◆ DIRECTIVE
Below is a listing. Quote from it, exactly, the lines from the one containing "What's the underlying" down to the one containing "Extract the structured", both ends included, and nothing else.

◆ DATA ENTRIES
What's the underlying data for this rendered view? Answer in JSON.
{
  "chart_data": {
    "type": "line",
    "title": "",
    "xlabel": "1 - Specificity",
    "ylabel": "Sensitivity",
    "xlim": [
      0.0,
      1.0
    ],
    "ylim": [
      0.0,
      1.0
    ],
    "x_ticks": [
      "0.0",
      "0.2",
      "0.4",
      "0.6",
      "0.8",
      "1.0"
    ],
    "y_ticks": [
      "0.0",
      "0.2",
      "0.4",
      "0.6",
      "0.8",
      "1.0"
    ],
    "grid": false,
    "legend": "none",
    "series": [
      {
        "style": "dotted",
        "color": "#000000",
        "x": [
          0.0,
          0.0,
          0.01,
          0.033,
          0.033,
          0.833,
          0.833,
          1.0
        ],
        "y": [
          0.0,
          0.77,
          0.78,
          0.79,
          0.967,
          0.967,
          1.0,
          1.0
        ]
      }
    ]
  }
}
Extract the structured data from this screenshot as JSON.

* * *

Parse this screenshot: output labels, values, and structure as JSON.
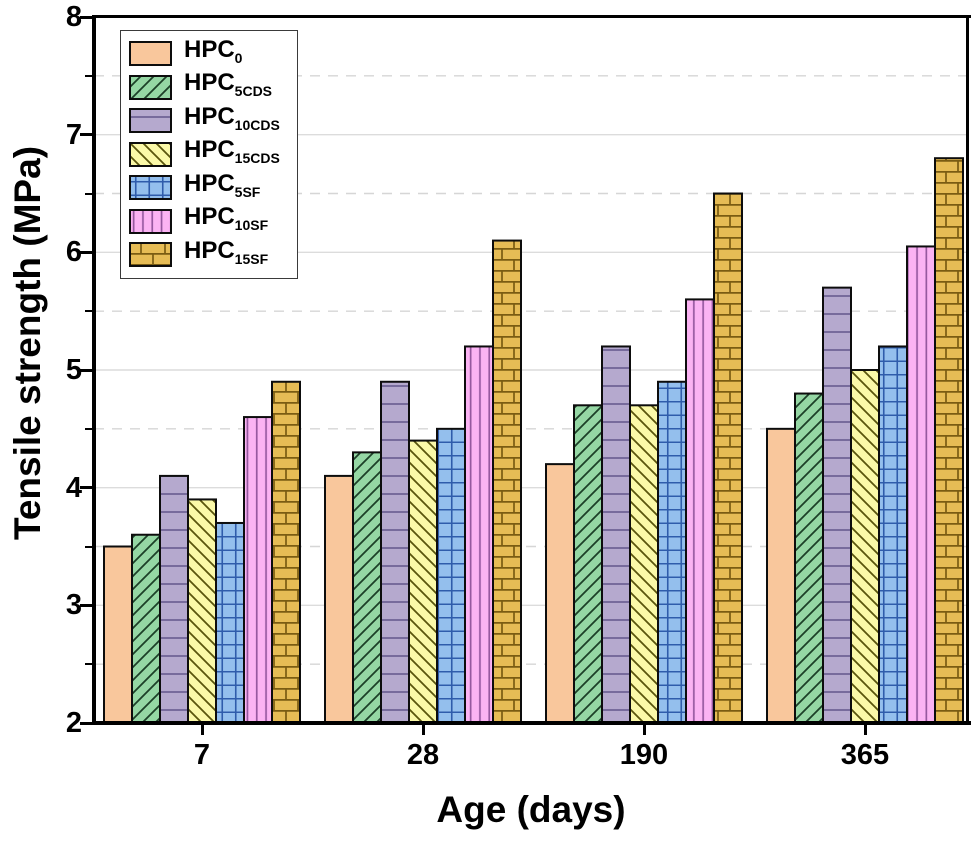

* * *

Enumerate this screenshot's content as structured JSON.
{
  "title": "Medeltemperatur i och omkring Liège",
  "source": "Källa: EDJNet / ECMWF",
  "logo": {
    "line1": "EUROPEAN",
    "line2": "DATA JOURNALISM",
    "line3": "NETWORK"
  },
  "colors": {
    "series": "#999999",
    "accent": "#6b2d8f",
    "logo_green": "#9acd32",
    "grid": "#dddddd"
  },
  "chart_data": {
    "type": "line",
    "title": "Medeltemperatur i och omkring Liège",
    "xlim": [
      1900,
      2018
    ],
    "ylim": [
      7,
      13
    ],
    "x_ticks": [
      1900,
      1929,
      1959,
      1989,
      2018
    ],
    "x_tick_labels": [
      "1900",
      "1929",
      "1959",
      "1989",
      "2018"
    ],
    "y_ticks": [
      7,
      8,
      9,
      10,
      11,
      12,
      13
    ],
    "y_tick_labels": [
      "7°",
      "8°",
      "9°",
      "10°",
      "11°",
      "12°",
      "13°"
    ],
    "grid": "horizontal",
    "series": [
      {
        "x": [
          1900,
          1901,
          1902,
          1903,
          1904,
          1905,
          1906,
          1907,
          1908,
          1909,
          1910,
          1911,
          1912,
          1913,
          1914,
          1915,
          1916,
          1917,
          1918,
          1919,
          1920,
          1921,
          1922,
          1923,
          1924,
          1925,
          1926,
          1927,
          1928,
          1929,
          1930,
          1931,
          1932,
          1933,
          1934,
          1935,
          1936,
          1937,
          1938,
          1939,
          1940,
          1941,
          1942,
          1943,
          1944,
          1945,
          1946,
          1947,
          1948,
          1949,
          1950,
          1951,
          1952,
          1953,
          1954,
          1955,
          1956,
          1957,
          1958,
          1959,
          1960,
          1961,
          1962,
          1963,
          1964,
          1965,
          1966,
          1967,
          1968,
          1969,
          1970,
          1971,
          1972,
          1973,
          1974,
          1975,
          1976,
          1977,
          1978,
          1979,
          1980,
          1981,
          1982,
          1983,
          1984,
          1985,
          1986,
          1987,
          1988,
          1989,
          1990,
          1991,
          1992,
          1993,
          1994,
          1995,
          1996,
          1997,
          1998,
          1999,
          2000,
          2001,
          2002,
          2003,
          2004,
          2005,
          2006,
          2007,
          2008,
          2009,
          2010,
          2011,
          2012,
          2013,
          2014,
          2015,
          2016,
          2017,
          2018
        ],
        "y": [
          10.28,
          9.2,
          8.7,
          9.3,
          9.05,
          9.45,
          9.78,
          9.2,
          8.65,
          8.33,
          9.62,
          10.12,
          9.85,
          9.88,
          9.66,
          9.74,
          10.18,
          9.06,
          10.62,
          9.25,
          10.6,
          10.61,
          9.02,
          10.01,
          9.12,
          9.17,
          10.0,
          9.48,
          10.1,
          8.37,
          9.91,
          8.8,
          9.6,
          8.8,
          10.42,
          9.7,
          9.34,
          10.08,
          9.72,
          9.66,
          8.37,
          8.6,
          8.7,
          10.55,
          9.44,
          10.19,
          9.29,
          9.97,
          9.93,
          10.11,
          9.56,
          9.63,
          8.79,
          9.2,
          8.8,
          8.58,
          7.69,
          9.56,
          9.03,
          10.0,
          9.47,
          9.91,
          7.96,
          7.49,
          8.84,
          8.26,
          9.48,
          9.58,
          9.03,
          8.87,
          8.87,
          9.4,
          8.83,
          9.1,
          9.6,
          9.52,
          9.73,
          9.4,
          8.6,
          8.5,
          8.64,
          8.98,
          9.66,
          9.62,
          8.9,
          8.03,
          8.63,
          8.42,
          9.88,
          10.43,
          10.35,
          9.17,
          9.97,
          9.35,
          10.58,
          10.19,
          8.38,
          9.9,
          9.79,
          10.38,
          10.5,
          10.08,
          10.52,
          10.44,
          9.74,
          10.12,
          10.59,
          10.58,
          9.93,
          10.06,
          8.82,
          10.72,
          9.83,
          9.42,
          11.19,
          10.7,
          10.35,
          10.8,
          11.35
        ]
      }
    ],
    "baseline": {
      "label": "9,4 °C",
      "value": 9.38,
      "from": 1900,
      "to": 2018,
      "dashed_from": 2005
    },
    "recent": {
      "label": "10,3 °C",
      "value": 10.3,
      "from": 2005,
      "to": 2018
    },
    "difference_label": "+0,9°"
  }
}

◆ RIGHT ANSWER
What's the underlying data for this rendered view? Answer in JSON.
{
  "chart_data": {
    "type": "line",
    "title": "",
    "xlabel": "1 - Specificity",
    "ylabel": "Sensitivity",
    "xlim": [
      0.0,
      1.0
    ],
    "ylim": [
      0.0,
      1.0
    ],
    "x_ticks": [
      "0.0",
      "0.2",
      "0.4",
      "0.6",
      "0.8",
      "1.0"
    ],
    "y_ticks": [
      "0.0",
      "0.2",
      "0.4",
      "0.6",
      "0.8",
      "1.0"
    ],
    "grid": false,
    "legend": "none",
    "series": [
      {
        "style": "dotted",
        "color": "#000000",
        "x": [
          0.0,
          0.0,
          0.01,
          0.033,
          0.033,
          0.833,
          0.833,
          1.0
        ],
        "y": [
          0.0,
          0.77,
          0.78,
          0.79,
          0.967,
          0.967,
          1.0,
          1.0
        ]
      }
    ]
  }
}
Extract the structured data from this screenshot as JSON.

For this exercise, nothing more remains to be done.